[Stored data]
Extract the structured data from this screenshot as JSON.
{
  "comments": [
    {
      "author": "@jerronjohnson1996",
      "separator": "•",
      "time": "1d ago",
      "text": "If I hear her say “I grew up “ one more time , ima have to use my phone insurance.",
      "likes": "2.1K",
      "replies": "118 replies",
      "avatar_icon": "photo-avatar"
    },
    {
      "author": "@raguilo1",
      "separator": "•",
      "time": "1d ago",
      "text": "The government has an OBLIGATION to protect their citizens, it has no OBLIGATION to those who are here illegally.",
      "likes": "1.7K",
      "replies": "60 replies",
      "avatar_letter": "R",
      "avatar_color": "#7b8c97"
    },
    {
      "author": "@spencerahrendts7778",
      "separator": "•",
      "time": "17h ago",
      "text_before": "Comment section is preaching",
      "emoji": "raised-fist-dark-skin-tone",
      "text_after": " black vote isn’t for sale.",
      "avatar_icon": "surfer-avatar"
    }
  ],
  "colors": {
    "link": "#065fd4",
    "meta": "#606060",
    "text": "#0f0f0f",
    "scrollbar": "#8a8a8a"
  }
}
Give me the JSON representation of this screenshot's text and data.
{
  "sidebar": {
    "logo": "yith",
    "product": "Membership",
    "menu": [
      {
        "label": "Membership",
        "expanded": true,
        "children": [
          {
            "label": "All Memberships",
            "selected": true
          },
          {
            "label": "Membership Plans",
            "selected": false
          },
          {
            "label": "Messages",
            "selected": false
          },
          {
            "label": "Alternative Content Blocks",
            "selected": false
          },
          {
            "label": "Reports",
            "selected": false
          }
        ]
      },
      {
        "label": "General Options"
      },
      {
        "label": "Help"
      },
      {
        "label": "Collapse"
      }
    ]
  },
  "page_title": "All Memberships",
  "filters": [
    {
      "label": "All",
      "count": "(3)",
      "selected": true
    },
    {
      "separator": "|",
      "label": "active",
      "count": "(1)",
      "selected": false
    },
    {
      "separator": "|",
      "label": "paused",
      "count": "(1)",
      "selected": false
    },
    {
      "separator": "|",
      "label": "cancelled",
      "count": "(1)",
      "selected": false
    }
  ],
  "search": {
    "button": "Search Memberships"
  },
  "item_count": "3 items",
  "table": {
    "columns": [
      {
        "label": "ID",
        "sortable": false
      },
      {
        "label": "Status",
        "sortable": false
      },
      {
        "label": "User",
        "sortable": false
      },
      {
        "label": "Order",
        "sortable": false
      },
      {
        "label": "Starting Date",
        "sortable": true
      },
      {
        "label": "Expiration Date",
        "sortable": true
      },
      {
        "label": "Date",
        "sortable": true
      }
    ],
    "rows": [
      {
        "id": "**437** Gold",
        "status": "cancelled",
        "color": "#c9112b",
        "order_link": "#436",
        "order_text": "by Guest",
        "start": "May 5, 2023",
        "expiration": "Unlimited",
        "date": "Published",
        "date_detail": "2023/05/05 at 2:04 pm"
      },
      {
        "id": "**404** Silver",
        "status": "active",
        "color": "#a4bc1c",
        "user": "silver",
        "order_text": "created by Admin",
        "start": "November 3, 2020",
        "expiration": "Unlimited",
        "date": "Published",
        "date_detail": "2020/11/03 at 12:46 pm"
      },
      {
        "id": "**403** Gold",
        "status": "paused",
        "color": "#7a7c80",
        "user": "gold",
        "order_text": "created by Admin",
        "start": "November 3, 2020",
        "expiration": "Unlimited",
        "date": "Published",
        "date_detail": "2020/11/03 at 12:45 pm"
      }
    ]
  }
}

Exercise goal: Go through the material above line by line and copy it exactly.

Task response:
Extract the structured data from this screenshot as JSON.
{
  "comments": [
    {
      "author": "@jerronjohnson1996",
      "separator": "•",
      "time": "1d ago",
      "text": "If I hear her say “I grew up “ one more time , ima have to use my phone insurance.",
      "likes": "2.1K",
      "replies": "118 replies",
      "avatar_icon": "photo-avatar"
    },
    {
      "author": "@raguilo1",
      "separator": "•",
      "time": "1d ago",
      "text": "The government has an OBLIGATION to protect their citizens, it has no OBLIGATION to those who are here illegally.",
      "likes": "1.7K",
      "replies": "60 replies",
      "avatar_letter": "R",
      "avatar_color": "#7b8c97"
    },
    {
      "author": "@spencerahrendts7778",
      "separator": "•",
      "time": "17h ago",
      "text_before": "Comment section is preaching",
      "emoji": "raised-fist-dark-skin-tone",
      "text_after": " black vote isn’t for sale.",
      "avatar_icon": "surfer-avatar"
    }
  ],
  "colors": {
    "link": "#065fd4",
    "meta": "#606060",
    "text": "#0f0f0f",
    "scrollbar": "#8a8a8a"
  }
}
Give me the JSON representation of this screenshot's text and data.
{
  "sidebar": {
    "logo": "yith",
    "product": "Membership",
    "menu": [
      {
        "label": "Membership",
        "expanded": true,
        "children": [
          {
            "label": "All Memberships",
            "selected": true
          },
          {
            "label": "Membership Plans",
            "selected": false
          },
          {
            "label": "Messages",
            "selected": false
          },
          {
            "label": "Alternative Content Blocks",
            "selected": false
          },
          {
            "label": "Reports",
            "selected": false
          }
        ]
      },
      {
        "label": "General Options"
      },
      {
        "label": "Help"
      },
      {
        "label": "Collapse"
      }
    ]
  },
  "page_title": "All Memberships",
  "filters": [
    {
      "label": "All",
      "count": "(3)",
      "selected": true
    },
    {
      "separator": "|",
      "label": "active",
      "count": "(1)",
      "selected": false
    },
    {
      "separator": "|",
      "label": "paused",
      "count": "(1)",
      "selected": false
    },
    {
      "separator": "|",
      "label": "cancelled",
      "count": "(1)",
      "selected": false
    }
  ],
  "search": {
    "button": "Search Memberships"
  },
  "item_count": "3 items",
  "table": {
    "columns": [
      {
        "label": "ID",
        "sortable": false
      },
      {
        "label": "Status",
        "sortable": false
      },
      {
        "label": "User",
        "sortable": false
      },
      {
        "label": "Order",
        "sortable": false
      },
      {
        "label": "Starting Date",
        "sortable": true
      },
      {
        "label": "Expiration Date",
        "sortable": true
      },
      {
        "label": "Date",
        "sortable": true
      }
    ],
    "rows": [
      {
        "id": "**437** Gold",
        "status": "cancelled",
        "color": "#c9112b",
        "order_link": "#436",
        "order_text": "by Guest",
        "start": "May 5, 2023",
        "expiration": "Unlimited",
        "date": "Published",
        "date_detail": "2023/05/05 at 2:04 pm"
      },
      {
        "id": "**404** Silver",
        "status": "active",
        "color": "#a4bc1c",
        "user": "silver",
        "order_text": "created by Admin",
        "start": "November 3, 2020",
        "expiration": "Unlimited",
        "date": "Published",
        "date_detail": "2020/11/03 at 12:46 pm"
      },
      {
        "id": "**403** Gold",
        "status": "paused",
        "color": "#7a7c80",
        "user": "gold",
        "order_text": "created by Admin",
        "start": "November 3, 2020",
        "expiration": "Unlimited",
        "date": "Published",
        "date_detail": "2020/11/03 at 12:45 pm"
      }
    ]
  }
}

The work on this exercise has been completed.